DATA PROVIDED:
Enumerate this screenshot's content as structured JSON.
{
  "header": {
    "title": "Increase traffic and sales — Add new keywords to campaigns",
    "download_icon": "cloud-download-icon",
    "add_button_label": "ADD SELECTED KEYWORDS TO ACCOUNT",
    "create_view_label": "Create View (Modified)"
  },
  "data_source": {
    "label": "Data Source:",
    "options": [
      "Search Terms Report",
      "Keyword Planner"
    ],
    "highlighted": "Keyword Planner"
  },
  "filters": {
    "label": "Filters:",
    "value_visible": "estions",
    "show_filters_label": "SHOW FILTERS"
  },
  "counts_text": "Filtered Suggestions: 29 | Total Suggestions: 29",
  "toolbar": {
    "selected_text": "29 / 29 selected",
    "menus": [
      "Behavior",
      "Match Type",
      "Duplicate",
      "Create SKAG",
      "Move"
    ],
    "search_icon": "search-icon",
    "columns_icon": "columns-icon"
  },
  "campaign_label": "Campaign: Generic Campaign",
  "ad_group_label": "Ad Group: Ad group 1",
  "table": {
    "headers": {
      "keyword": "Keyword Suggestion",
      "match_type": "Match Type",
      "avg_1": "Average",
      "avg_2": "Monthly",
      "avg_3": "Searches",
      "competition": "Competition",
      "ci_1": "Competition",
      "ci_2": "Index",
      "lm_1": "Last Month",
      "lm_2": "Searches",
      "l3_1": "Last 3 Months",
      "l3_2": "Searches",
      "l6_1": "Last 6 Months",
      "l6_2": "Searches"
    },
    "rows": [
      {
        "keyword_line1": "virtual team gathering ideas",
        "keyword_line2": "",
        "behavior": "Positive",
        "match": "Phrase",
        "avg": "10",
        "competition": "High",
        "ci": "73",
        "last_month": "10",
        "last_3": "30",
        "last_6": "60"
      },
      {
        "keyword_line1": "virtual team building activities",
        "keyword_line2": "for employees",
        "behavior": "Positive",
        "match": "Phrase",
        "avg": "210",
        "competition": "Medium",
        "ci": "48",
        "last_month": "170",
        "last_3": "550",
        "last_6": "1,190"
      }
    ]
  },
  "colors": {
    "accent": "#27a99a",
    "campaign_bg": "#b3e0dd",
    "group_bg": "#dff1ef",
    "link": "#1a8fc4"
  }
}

EXERCISE: Across the material above, count every line holding "Searches" and write down only the number.

SOLUTION: 4